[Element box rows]
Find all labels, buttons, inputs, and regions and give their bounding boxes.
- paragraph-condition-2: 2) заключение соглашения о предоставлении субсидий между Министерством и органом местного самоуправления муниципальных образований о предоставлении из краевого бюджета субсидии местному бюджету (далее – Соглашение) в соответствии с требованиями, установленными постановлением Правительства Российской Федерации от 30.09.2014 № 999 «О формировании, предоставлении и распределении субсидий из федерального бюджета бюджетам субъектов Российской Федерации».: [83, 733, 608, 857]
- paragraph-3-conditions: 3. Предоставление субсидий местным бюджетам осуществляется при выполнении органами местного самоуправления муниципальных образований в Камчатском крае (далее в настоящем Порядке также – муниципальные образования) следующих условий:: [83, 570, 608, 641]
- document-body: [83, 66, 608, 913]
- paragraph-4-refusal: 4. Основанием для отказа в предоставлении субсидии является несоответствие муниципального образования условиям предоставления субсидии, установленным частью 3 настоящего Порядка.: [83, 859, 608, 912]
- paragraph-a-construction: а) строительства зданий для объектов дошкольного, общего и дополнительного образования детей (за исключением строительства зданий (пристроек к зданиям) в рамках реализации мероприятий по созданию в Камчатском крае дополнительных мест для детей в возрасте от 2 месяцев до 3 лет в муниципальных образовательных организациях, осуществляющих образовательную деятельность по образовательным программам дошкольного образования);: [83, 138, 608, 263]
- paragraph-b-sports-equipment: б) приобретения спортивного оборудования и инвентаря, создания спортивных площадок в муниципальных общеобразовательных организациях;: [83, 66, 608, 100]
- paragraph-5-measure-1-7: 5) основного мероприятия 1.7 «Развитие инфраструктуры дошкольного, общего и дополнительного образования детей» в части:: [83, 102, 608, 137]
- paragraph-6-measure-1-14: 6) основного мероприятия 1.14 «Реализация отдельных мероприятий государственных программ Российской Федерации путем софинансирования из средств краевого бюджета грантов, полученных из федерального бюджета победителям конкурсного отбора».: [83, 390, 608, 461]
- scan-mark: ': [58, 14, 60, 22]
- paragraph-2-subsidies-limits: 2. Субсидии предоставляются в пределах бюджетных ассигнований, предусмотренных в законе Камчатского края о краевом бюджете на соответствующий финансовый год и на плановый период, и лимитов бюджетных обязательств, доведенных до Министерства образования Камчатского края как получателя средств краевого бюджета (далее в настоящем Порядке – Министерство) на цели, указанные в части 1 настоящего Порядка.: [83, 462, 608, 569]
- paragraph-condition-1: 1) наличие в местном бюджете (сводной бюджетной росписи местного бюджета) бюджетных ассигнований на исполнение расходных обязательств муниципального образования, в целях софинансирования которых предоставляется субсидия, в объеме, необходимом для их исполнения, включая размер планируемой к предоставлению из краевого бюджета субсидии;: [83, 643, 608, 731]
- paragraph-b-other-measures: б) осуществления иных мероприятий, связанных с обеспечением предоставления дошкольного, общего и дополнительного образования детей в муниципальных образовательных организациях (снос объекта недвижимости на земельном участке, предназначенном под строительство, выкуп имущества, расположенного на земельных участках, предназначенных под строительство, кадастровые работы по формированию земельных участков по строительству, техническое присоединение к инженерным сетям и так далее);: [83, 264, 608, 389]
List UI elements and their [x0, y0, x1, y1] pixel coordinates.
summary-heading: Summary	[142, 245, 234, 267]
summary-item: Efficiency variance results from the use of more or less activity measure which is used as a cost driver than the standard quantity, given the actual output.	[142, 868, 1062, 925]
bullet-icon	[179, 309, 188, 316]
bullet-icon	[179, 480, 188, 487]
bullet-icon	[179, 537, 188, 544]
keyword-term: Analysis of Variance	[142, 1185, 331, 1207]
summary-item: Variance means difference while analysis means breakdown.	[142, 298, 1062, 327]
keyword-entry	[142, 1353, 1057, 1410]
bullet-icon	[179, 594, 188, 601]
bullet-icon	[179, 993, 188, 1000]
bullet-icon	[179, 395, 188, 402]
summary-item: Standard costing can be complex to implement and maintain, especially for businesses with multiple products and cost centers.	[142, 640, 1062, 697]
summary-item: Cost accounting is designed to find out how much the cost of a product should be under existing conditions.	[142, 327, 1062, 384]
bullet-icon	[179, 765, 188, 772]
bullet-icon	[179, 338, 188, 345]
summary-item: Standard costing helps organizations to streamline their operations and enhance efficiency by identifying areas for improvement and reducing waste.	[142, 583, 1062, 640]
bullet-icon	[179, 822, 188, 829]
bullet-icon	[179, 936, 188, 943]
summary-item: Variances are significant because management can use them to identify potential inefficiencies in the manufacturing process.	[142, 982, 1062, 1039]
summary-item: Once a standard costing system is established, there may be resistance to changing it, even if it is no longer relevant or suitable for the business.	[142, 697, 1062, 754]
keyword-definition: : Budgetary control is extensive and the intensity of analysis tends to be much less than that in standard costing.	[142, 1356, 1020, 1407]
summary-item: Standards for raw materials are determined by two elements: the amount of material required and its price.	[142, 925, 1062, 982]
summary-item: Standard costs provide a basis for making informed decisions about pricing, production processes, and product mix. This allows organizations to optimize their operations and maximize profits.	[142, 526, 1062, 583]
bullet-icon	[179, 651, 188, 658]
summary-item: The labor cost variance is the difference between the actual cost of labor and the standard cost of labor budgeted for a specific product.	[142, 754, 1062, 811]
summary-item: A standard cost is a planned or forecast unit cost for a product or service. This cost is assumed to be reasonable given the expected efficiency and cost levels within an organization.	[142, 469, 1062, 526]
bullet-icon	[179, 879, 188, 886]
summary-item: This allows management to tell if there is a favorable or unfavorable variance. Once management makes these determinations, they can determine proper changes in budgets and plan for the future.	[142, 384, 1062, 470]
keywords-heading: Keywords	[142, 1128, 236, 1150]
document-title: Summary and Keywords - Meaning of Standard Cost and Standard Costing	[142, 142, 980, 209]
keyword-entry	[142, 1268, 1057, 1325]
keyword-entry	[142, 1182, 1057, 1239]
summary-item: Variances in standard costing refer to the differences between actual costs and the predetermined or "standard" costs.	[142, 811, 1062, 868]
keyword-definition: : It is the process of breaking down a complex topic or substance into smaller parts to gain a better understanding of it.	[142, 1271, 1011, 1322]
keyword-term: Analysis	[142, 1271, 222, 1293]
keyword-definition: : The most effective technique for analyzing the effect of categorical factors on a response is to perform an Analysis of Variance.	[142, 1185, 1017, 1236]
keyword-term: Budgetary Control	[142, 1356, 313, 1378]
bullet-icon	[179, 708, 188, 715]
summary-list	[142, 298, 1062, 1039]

■ **Aim**
Retype all of the rows above, keeping every character, number and line break unchanged.

■ **Full solution**
Find all labels, buttons, inputs, and regions and give their bounding boxes.
- paragraph-condition-2: 2) заключение соглашения о предоставлении субсидий между Министерством и органом местного самоуправления муниципальных образований о предоставлении из краевого бюджета субсидии местному бюджету (далее – Соглашение) в соответствии с требованиями, установленными постановлением Правительства Российской Федерации от 30.09.2014 № 999 «О формировании, предоставлении и распределении субсидий из федерального бюджета бюджетам субъектов Российской Федерации».: [83, 733, 608, 857]
- paragraph-3-conditions: 3. Предоставление субсидий местным бюджетам осуществляется при выполнении органами местного самоуправления муниципальных образований в Камчатском крае (далее в настоящем Порядке также – муниципальные образования) следующих условий:: [83, 570, 608, 641]
- document-body: [83, 66, 608, 913]
- paragraph-4-refusal: 4. Основанием для отказа в предоставлении субсидии является несоответствие муниципального образования условиям предоставления субсидии, установленным частью 3 настоящего Порядка.: [83, 859, 608, 912]
- paragraph-a-construction: а) строительства зданий для объектов дошкольного, общего и дополнительного образования детей (за исключением строительства зданий (пристроек к зданиям) в рамках реализации мероприятий по созданию в Камчатском крае дополнительных мест для детей в возрасте от 2 месяцев до 3 лет в муниципальных образовательных организациях, осуществляющих образовательную деятельность по образовательным программам дошкольного образования);: [83, 138, 608, 263]
- paragraph-b-sports-equipment: б) приобретения спортивного оборудования и инвентаря, создания спортивных площадок в муниципальных общеобразовательных организациях;: [83, 66, 608, 100]
- paragraph-5-measure-1-7: 5) основного мероприятия 1.7 «Развитие инфраструктуры дошкольного, общего и дополнительного образования детей» в части:: [83, 102, 608, 137]
- paragraph-6-measure-1-14: 6) основного мероприятия 1.14 «Реализация отдельных мероприятий государственных программ Российской Федерации путем софинансирования из средств краевого бюджета грантов, полученных из федерального бюджета победителям конкурсного отбора».: [83, 390, 608, 461]
- scan-mark: ': [58, 14, 60, 22]
- paragraph-2-subsidies-limits: 2. Субсидии предоставляются в пределах бюджетных ассигнований, предусмотренных в законе Камчатского края о краевом бюджете на соответствующий финансовый год и на плановый период, и лимитов бюджетных обязательств, доведенных до Министерства образования Камчатского края как получателя средств краевого бюджета (далее в настоящем Порядке – Министерство) на цели, указанные в части 1 настоящего Порядка.: [83, 462, 608, 569]
- paragraph-condition-1: 1) наличие в местном бюджете (сводной бюджетной росписи местного бюджета) бюджетных ассигнований на исполнение расходных обязательств муниципального образования, в целях софинансирования которых предоставляется субсидия, в объеме, необходимом для их исполнения, включая размер планируемой к предоставлению из краевого бюджета субсидии;: [83, 643, 608, 731]
- paragraph-b-other-measures: б) осуществления иных мероприятий, связанных с обеспечением предоставления дошкольного, общего и дополнительного образования детей в муниципальных образовательных организациях (снос объекта недвижимости на земельном участке, предназначенном под строительство, выкуп имущества, расположенного на земельных участках, предназначенных под строительство, кадастровые работы по формированию земельных участков по строительству, техническое присоединение к инженерным сетям и так далее);: [83, 264, 608, 389]
List UI elements and their [x0, y0, x1, y1] pixel coordinates.
summary-heading: Summary	[142, 245, 234, 267]
summary-item: Efficiency variance results from the use of more or less activity measure which is used as a cost driver than the standard quantity, given the actual output.	[142, 868, 1062, 925]
bullet-icon	[179, 309, 188, 316]
bullet-icon	[179, 480, 188, 487]
bullet-icon	[179, 537, 188, 544]
keyword-term: Analysis of Variance	[142, 1185, 331, 1207]
summary-item: Variance means difference while analysis means breakdown.	[142, 298, 1062, 327]
keyword-entry	[142, 1353, 1057, 1410]
bullet-icon	[179, 594, 188, 601]
bullet-icon	[179, 993, 188, 1000]
bullet-icon	[179, 395, 188, 402]
summary-item: Standard costing can be complex to implement and maintain, especially for businesses with multiple products and cost centers.	[142, 640, 1062, 697]
summary-item: Cost accounting is designed to find out how much the cost of a product should be under existing conditions.	[142, 327, 1062, 384]
bullet-icon	[179, 765, 188, 772]
bullet-icon	[179, 338, 188, 345]
summary-item: Standard costing helps organizations to streamline their operations and enhance efficiency by identifying areas for improvement and reducing waste.	[142, 583, 1062, 640]
bullet-icon	[179, 822, 188, 829]
bullet-icon	[179, 936, 188, 943]
summary-item: Variances are significant because management can use them to identify potential inefficiencies in the manufacturing process.	[142, 982, 1062, 1039]
summary-item: Once a standard costing system is established, there may be resistance to changing it, even if it is no longer relevant or suitable for the business.	[142, 697, 1062, 754]
keyword-definition: : Budgetary control is extensive and the intensity of analysis tends to be much less than that in standard costing.	[142, 1356, 1020, 1407]
summary-item: Standards for raw materials are determined by two elements: the amount of material required and its price.	[142, 925, 1062, 982]
summary-item: Standard costs provide a basis for making informed decisions about pricing, production processes, and product mix. This allows organizations to optimize their operations and maximize profits.	[142, 526, 1062, 583]
bullet-icon	[179, 651, 188, 658]
summary-item: The labor cost variance is the difference between the actual cost of labor and the standard cost of labor budgeted for a specific product.	[142, 754, 1062, 811]
summary-item: A standard cost is a planned or forecast unit cost for a product or service. This cost is assumed to be reasonable given the expected efficiency and cost levels within an organization.	[142, 469, 1062, 526]
bullet-icon	[179, 879, 188, 886]
summary-item: This allows management to tell if there is a favorable or unfavorable variance. Once management makes these determinations, they can determine proper changes in budgets and plan for the future.	[142, 384, 1062, 470]
keywords-heading: Keywords	[142, 1128, 236, 1150]
document-title: Summary and Keywords - Meaning of Standard Cost and Standard Costing	[142, 142, 980, 209]
keyword-entry	[142, 1268, 1057, 1325]
keyword-entry	[142, 1182, 1057, 1239]
summary-item: Variances in standard costing refer to the differences between actual costs and the predetermined or "standard" costs.	[142, 811, 1062, 868]
keyword-definition: : It is the process of breaking down a complex topic or substance into smaller parts to gain a better understanding of it.	[142, 1271, 1011, 1322]
keyword-term: Analysis	[142, 1271, 222, 1293]
keyword-definition: : The most effective technique for analyzing the effect of categorical factors on a response is to perform an Analysis of Variance.	[142, 1185, 1017, 1236]
keyword-term: Budgetary Control	[142, 1356, 313, 1378]
bullet-icon	[179, 708, 188, 715]
summary-list	[142, 298, 1062, 1039]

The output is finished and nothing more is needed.